▸ **Your goal**
Every entry below should be transcribed exactly; pictures stay out of the copy.

[Entries from a dataset]
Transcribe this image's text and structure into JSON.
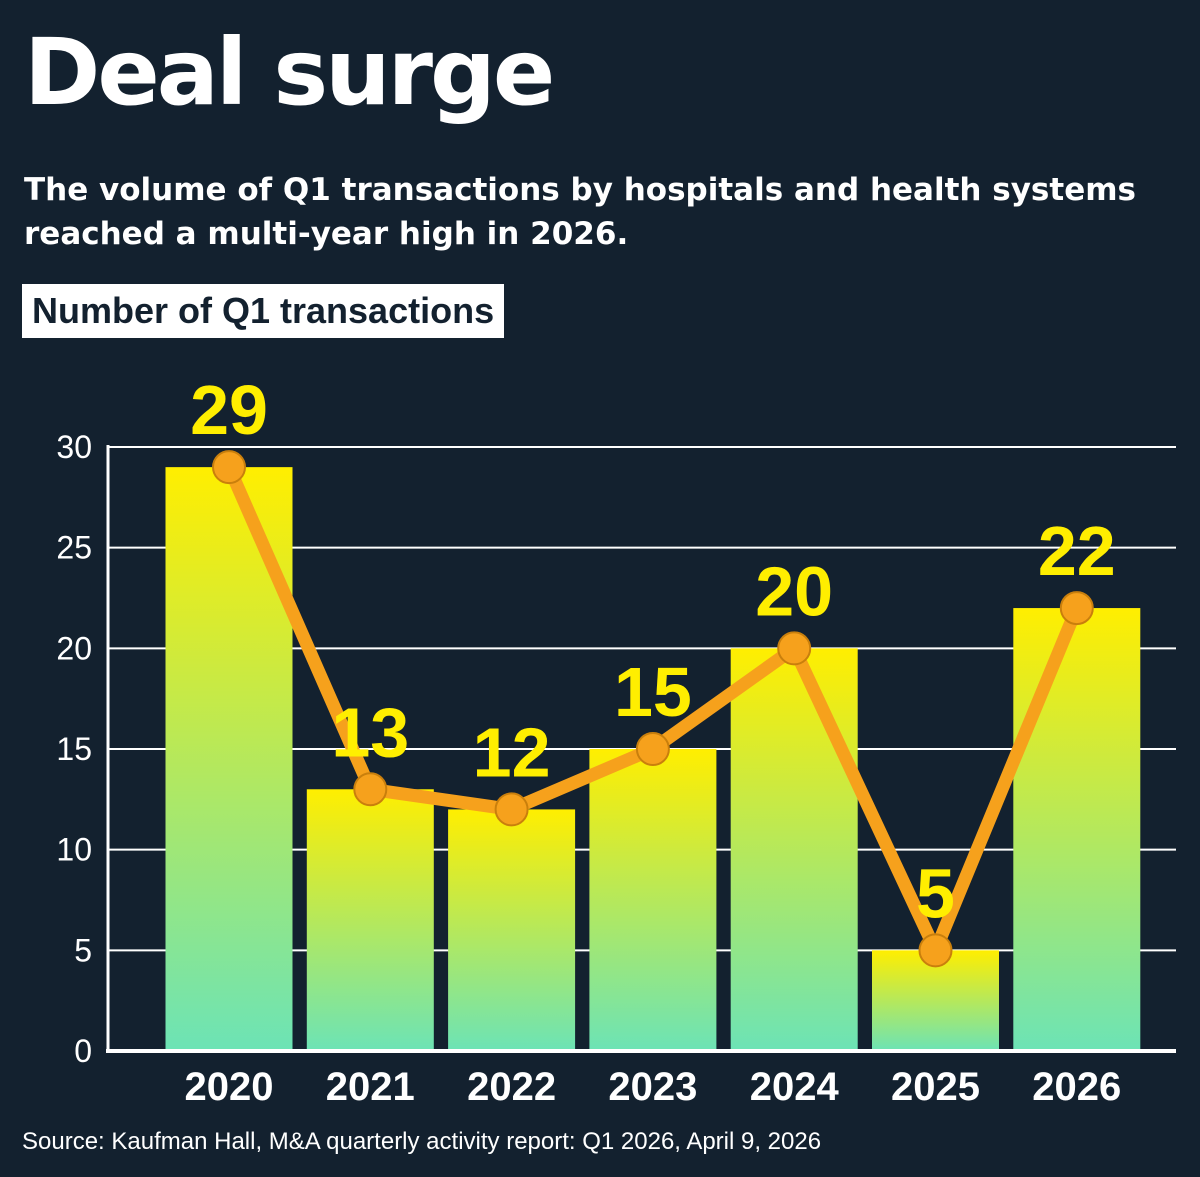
{
  "header": {
    "title": "Deal surge",
    "subtitle": "The volume of Q1 transactions by hospitals and health systems reached a multi-year high in 2026.",
    "chart_label": "Number of Q1 transactions"
  },
  "footer": {
    "source": "Source: Kaufman Hall, M&A quarterly activity report: Q1 2026, April 9, 2026"
  },
  "colors": {
    "background": "#13212f",
    "bar_top": "#ffee00",
    "bar_bottom": "#6ce3b6",
    "line": "#f6a11c",
    "data_label": "#ffee00",
    "grid": "#ffffff"
  },
  "chart_data": {
    "type": "bar",
    "title": "Number of Q1 transactions",
    "categories": [
      "2020",
      "2021",
      "2022",
      "2023",
      "2024",
      "2025",
      "2026"
    ],
    "values": [
      29,
      13,
      12,
      15,
      20,
      5,
      22
    ],
    "data_labels": [
      "29",
      "13",
      "12",
      "15",
      "20",
      "5",
      "22"
    ],
    "overlay": "line-with-markers",
    "ylim": [
      0,
      30
    ],
    "yticks": [
      "0",
      "5",
      "10",
      "15",
      "20",
      "25",
      "30"
    ],
    "grid": true,
    "legend": "none"
  }
}
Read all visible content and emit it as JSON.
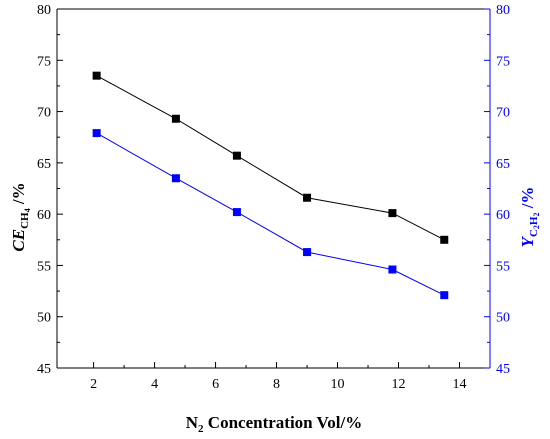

▸ **The solution**
Transcribe this image's text and structure into JSON.
{
  "header": {
    "title": "Deal surge",
    "subtitle": "The volume of Q1 transactions by hospitals and health systems reached a multi-year high in 2026.",
    "chart_label": "Number of Q1 transactions"
  },
  "footer": {
    "source": "Source: Kaufman Hall, M&A quarterly activity report: Q1 2026, April 9, 2026"
  },
  "colors": {
    "background": "#13212f",
    "bar_top": "#ffee00",
    "bar_bottom": "#6ce3b6",
    "line": "#f6a11c",
    "data_label": "#ffee00",
    "grid": "#ffffff"
  },
  "chart_data": {
    "type": "bar",
    "title": "Number of Q1 transactions",
    "categories": [
      "2020",
      "2021",
      "2022",
      "2023",
      "2024",
      "2025",
      "2026"
    ],
    "values": [
      29,
      13,
      12,
      15,
      20,
      5,
      22
    ],
    "data_labels": [
      "29",
      "13",
      "12",
      "15",
      "20",
      "5",
      "22"
    ],
    "overlay": "line-with-markers",
    "ylim": [
      0,
      30
    ],
    "yticks": [
      "0",
      "5",
      "10",
      "15",
      "20",
      "25",
      "30"
    ],
    "grid": true,
    "legend": "none"
  }
}
Read all visible content and emit it as JSON.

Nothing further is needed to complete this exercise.